# Provided data
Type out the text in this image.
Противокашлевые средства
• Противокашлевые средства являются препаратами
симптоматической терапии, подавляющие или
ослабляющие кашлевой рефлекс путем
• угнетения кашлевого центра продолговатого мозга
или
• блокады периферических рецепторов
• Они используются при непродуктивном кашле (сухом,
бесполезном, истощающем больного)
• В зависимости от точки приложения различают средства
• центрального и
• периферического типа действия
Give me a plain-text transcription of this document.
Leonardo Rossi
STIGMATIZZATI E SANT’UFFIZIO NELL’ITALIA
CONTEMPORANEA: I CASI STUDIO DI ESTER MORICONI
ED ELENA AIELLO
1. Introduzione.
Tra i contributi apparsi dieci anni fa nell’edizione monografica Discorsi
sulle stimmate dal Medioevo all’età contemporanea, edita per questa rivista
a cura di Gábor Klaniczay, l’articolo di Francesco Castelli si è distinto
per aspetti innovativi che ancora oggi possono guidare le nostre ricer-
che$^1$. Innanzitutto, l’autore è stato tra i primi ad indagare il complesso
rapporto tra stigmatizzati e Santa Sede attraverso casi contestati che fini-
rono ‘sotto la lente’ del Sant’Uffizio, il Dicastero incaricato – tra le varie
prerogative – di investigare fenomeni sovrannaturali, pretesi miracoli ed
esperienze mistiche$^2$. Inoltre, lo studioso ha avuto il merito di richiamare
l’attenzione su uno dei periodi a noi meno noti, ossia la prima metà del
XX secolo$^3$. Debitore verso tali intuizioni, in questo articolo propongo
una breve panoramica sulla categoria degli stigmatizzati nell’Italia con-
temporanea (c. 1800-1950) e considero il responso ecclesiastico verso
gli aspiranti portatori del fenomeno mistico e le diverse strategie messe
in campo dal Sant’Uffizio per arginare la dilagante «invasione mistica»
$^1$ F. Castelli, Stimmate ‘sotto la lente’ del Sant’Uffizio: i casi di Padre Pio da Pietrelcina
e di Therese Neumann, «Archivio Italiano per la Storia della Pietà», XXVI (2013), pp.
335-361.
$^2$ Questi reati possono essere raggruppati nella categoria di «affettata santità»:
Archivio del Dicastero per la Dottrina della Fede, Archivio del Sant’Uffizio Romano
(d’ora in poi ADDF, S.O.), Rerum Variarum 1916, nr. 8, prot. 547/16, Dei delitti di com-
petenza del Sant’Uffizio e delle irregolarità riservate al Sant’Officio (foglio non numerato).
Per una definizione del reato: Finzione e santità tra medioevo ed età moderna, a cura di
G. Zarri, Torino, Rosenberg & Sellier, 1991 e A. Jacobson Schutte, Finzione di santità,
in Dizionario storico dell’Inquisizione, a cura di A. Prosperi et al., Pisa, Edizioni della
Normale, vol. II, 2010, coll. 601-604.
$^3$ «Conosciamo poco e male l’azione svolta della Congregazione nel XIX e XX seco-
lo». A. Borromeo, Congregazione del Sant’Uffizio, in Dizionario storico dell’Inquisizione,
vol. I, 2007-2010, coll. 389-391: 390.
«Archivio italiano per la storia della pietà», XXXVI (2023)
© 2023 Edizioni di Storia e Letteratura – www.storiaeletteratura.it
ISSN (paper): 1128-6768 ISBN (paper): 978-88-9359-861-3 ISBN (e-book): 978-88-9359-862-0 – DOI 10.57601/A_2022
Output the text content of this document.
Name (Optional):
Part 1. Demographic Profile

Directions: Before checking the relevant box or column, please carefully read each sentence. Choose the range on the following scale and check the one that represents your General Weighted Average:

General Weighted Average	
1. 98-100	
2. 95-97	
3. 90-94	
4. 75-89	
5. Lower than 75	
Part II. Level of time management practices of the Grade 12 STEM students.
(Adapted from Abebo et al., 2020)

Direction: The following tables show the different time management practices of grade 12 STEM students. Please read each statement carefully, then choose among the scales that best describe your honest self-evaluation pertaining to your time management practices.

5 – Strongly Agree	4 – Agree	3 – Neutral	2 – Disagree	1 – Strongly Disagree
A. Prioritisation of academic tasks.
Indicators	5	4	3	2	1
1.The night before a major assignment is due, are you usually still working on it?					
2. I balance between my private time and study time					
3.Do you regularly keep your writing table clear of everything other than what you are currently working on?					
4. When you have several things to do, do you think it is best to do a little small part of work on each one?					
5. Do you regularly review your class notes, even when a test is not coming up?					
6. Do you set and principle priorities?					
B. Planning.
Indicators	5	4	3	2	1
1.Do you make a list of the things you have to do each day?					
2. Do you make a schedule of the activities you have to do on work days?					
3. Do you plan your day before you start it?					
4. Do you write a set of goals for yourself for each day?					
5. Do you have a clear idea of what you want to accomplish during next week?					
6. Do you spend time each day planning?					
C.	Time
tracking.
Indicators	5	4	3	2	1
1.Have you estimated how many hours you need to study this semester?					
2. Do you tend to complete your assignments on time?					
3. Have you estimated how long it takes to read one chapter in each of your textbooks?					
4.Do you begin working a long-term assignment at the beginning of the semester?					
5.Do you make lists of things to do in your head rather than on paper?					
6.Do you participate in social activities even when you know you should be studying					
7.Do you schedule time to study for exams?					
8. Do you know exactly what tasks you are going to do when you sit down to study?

# Exercise aim
Emit the full listing verbatim.

# Exercise answer
Type out the text in this image.
Противокашлевые средства
• Противокашлевые средства являются препаратами
симптоматической терапии, подавляющие или
ослабляющие кашлевой рефлекс путем
• угнетения кашлевого центра продолговатого мозга
или
• блокады периферических рецепторов
• Они используются при непродуктивном кашле (сухом,
бесполезном, истощающем больного)
• В зависимости от точки приложения различают средства
• центрального и
• периферического типа действия
Give me a plain-text transcription of this document.
Leonardo Rossi
STIGMATIZZATI E SANT’UFFIZIO NELL’ITALIA
CONTEMPORANEA: I CASI STUDIO DI ESTER MORICONI
ED ELENA AIELLO
1. Introduzione.
Tra i contributi apparsi dieci anni fa nell’edizione monografica Discorsi
sulle stimmate dal Medioevo all’età contemporanea, edita per questa rivista
a cura di Gábor Klaniczay, l’articolo di Francesco Castelli si è distinto
per aspetti innovativi che ancora oggi possono guidare le nostre ricer-
che$^1$. Innanzitutto, l’autore è stato tra i primi ad indagare il complesso
rapporto tra stigmatizzati e Santa Sede attraverso casi contestati che fini-
rono ‘sotto la lente’ del Sant’Uffizio, il Dicastero incaricato – tra le varie
prerogative – di investigare fenomeni sovrannaturali, pretesi miracoli ed
esperienze mistiche$^2$. Inoltre, lo studioso ha avuto il merito di richiamare
l’attenzione su uno dei periodi a noi meno noti, ossia la prima metà del
XX secolo$^3$. Debitore verso tali intuizioni, in questo articolo propongo
una breve panoramica sulla categoria degli stigmatizzati nell’Italia con-
temporanea (c. 1800-1950) e considero il responso ecclesiastico verso
gli aspiranti portatori del fenomeno mistico e le diverse strategie messe
in campo dal Sant’Uffizio per arginare la dilagante «invasione mistica»
$^1$ F. Castelli, Stimmate ‘sotto la lente’ del Sant’Uffizio: i casi di Padre Pio da Pietrelcina
e di Therese Neumann, «Archivio Italiano per la Storia della Pietà», XXVI (2013), pp.
335-361.
$^2$ Questi reati possono essere raggruppati nella categoria di «affettata santità»:
Archivio del Dicastero per la Dottrina della Fede, Archivio del Sant’Uffizio Romano
(d’ora in poi ADDF, S.O.), Rerum Variarum 1916, nr. 8, prot. 547/16, Dei delitti di com-
petenza del Sant’Uffizio e delle irregolarità riservate al Sant’Officio (foglio non numerato).
Per una definizione del reato: Finzione e santità tra medioevo ed età moderna, a cura di
G. Zarri, Torino, Rosenberg & Sellier, 1991 e A. Jacobson Schutte, Finzione di santità,
in Dizionario storico dell’Inquisizione, a cura di A. Prosperi et al., Pisa, Edizioni della
Normale, vol. II, 2010, coll. 601-604.
$^3$ «Conosciamo poco e male l’azione svolta della Congregazione nel XIX e XX seco-
lo». A. Borromeo, Congregazione del Sant’Uffizio, in Dizionario storico dell’Inquisizione,
vol. I, 2007-2010, coll. 389-391: 390.
«Archivio italiano per la storia della pietà», XXXVI (2023)
© 2023 Edizioni di Storia e Letteratura – www.storiaeletteratura.it
ISSN (paper): 1128-6768 ISBN (paper): 978-88-9359-861-3 ISBN (e-book): 978-88-9359-862-0 – DOI 10.57601/A_2022
Output the text content of this document.
Name (Optional):
Part 1. Demographic Profile

Directions: Before checking the relevant box or column, please carefully read each sentence. Choose the range on the following scale and check the one that represents your General Weighted Average:

General Weighted Average	
1. 98-100	
2. 95-97	
3. 90-94	
4. 75-89	
5. Lower than 75	
Part II. Level of time management practices of the Grade 12 STEM students.
(Adapted from Abebo et al., 2020)

Direction: The following tables show the different time management practices of grade 12 STEM students. Please read each statement carefully, then choose among the scales that best describe your honest self-evaluation pertaining to your time management practices.

5 – Strongly Agree	4 – Agree	3 – Neutral	2 – Disagree	1 – Strongly Disagree
A. Prioritisation of academic tasks.
Indicators	5	4	3	2	1
1.The night before a major assignment is due, are you usually still working on it?					
2. I balance between my private time and study time					
3.Do you regularly keep your writing table clear of everything other than what you are currently working on?					
4. When you have several things to do, do you think it is best to do a little small part of work on each one?					
5. Do you regularly review your class notes, even when a test is not coming up?					
6. Do you set and principle priorities?					
B. Planning.
Indicators	5	4	3	2	1
1.Do you make a list of the things you have to do each day?					
2. Do you make a schedule of the activities you have to do on work days?					
3. Do you plan your day before you start it?					
4. Do you write a set of goals for yourself for each day?					
5. Do you have a clear idea of what you want to accomplish during next week?					
6. Do you spend time each day planning?					
C.	Time
tracking.
Indicators	5	4	3	2	1
1.Have you estimated how many hours you need to study this semester?					
2. Do you tend to complete your assignments on time?					
3. Have you estimated how long it takes to read one chapter in each of your textbooks?					
4.Do you begin working a long-term assignment at the beginning of the semester?					
5.Do you make lists of things to do in your head rather than on paper?					
6.Do you participate in social activities even when you know you should be studying					
7.Do you schedule time to study for exams?					
8. Do you know exactly what tasks you are going to do when you sit down to study?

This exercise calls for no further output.